Which lines hold the word "card"? Show each of them.

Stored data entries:

· · · · · · ·

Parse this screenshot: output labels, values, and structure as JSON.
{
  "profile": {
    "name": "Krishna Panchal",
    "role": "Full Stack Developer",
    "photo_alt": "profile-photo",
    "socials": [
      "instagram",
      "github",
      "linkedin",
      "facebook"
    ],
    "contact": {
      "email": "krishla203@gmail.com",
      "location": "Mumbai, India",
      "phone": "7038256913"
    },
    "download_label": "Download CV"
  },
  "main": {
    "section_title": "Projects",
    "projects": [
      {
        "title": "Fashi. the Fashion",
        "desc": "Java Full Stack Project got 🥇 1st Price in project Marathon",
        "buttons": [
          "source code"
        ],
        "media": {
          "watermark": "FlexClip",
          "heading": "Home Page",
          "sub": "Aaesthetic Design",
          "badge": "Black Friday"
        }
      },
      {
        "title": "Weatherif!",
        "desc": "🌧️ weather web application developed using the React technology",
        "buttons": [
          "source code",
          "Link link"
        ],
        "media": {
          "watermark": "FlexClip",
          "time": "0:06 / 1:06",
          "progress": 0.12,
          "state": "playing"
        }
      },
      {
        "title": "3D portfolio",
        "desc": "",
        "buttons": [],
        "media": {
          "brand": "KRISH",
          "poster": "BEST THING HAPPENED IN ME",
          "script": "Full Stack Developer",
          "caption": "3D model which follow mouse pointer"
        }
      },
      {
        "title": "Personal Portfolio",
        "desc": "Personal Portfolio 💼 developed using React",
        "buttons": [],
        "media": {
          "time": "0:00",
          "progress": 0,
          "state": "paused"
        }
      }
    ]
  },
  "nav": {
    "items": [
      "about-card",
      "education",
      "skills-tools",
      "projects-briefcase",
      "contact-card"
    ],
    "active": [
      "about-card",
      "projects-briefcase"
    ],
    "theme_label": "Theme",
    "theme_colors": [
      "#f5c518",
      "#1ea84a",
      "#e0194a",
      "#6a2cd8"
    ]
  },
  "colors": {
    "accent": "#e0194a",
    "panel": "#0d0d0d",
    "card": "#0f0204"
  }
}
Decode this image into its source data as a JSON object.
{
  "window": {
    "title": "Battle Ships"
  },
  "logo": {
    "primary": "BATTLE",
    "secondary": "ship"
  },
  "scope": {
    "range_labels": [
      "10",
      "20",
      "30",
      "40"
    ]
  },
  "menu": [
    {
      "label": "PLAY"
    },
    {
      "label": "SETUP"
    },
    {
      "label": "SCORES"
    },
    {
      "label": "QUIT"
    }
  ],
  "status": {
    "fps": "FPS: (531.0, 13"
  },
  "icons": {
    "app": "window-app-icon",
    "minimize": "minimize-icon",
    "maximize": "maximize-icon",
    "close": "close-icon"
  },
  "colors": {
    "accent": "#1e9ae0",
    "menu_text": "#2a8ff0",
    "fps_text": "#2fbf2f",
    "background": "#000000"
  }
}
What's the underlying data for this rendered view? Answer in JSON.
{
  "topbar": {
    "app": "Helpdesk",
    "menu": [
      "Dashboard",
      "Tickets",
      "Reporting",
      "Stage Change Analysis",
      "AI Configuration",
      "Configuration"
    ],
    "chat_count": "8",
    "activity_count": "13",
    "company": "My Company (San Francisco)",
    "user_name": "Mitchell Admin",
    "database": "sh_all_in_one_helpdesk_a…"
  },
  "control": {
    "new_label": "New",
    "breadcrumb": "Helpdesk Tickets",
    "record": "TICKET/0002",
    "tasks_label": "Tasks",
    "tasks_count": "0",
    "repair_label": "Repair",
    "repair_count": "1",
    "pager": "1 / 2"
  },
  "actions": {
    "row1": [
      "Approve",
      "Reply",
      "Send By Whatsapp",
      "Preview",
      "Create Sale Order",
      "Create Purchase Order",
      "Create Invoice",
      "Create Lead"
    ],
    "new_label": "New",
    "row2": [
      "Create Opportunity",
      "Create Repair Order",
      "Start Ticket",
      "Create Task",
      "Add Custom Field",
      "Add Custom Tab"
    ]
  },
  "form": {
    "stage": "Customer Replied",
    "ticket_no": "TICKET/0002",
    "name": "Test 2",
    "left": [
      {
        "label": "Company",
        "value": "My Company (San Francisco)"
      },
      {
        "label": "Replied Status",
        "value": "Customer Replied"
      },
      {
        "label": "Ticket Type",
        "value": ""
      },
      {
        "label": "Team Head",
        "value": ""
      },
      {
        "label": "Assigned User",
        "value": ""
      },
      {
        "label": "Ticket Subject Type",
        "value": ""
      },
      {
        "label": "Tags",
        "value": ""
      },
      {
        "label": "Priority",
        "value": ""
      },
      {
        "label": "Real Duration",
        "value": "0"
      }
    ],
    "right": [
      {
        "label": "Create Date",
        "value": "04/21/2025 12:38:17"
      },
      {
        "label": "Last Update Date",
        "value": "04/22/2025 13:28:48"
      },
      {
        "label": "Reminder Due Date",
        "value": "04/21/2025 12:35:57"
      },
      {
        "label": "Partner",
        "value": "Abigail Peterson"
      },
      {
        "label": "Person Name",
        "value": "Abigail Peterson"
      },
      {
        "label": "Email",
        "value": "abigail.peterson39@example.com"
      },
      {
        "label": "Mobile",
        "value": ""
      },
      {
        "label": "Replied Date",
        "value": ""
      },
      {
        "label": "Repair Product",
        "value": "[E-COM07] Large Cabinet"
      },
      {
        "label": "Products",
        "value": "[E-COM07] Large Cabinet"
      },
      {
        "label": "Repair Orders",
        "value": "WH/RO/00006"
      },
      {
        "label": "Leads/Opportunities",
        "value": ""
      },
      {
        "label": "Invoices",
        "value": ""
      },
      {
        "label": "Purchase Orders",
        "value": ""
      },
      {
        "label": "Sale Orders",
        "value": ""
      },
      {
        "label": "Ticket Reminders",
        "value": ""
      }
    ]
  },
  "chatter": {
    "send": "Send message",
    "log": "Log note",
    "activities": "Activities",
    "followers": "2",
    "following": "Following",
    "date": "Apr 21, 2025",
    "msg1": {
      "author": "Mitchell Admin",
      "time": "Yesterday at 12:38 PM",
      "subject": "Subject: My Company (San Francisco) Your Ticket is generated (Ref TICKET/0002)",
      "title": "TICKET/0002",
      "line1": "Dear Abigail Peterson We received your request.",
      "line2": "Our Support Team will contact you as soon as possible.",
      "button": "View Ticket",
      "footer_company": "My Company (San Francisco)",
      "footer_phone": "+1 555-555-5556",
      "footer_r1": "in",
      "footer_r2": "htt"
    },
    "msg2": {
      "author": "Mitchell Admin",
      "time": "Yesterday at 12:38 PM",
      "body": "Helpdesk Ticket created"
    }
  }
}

· · · · · · ·

• **Answer to this task**:
      "about-card",
      "contact-card"
      "about-card",
    "card": "#0f0204"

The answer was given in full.